Your objective: Please rewrite the material below with every "x-tick-label" replaced by "horizontal-tick-label", keeping everything else the same and omitting the pictures.

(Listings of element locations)
————
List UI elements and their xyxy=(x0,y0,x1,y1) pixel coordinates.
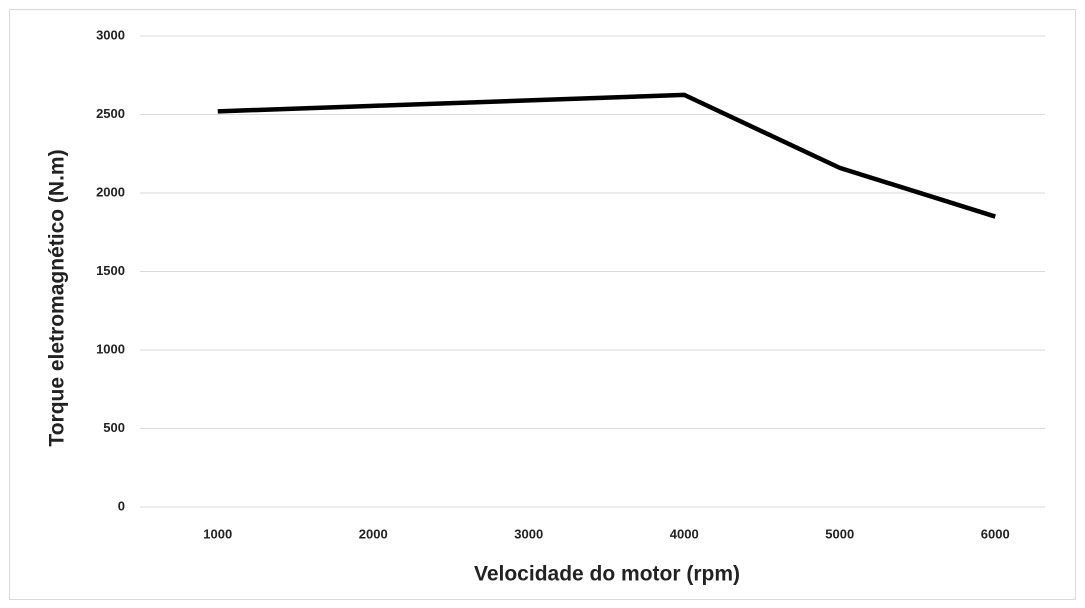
x-tick-label: 2000 xyxy=(359,526,388,541)
y-tick-label: 0 xyxy=(118,498,125,513)
y-tick-label: 1000 xyxy=(96,341,125,356)
x-tick-label: 4000 xyxy=(670,526,699,541)
y-tick-label: 2000 xyxy=(96,184,125,199)
x-tick-label: 5000 xyxy=(825,526,854,541)
y-tick-label: 2500 xyxy=(96,106,125,121)
y-tick-label: 1500 xyxy=(96,263,125,278)
x-tick-label: 1000 xyxy=(203,526,232,541)
x-tick-label: 3000 xyxy=(514,526,543,541)
y-tick-label: 500 xyxy=(103,420,125,435)
chart-border xyxy=(9,9,1076,600)
x-tick-label: 6000 xyxy=(981,526,1010,541)
x-axis-title: Velocidade do motor (rpm) xyxy=(474,563,740,586)
y-tick-label: 3000 xyxy=(96,27,125,42)
y-axis-title: Torque eletromagnético (N.m) xyxy=(46,149,69,446)
line xyxy=(217,92,996,219)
————
Output:
List UI elements and their xyxy=(x0,y0,x1,y1) pixel coordinates.
horizontal-tick-label: 2000 xyxy=(359,526,388,541)
y-tick-label: 0 xyxy=(118,498,125,513)
y-tick-label: 1000 xyxy=(96,341,125,356)
horizontal-tick-label: 4000 xyxy=(670,526,699,541)
y-tick-label: 2000 xyxy=(96,184,125,199)
horizontal-tick-label: 5000 xyxy=(825,526,854,541)
y-tick-label: 2500 xyxy=(96,106,125,121)
y-tick-label: 1500 xyxy=(96,263,125,278)
horizontal-tick-label: 1000 xyxy=(203,526,232,541)
horizontal-tick-label: 3000 xyxy=(514,526,543,541)
y-tick-label: 500 xyxy=(103,420,125,435)
chart-border xyxy=(9,9,1076,600)
horizontal-tick-label: 6000 xyxy=(981,526,1010,541)
x-axis-title: Velocidade do motor (rpm) xyxy=(474,563,740,586)
y-tick-label: 3000 xyxy=(96,27,125,42)
y-axis-title: Torque eletromagnético (N.m) xyxy=(46,149,69,446)
line xyxy=(217,92,996,219)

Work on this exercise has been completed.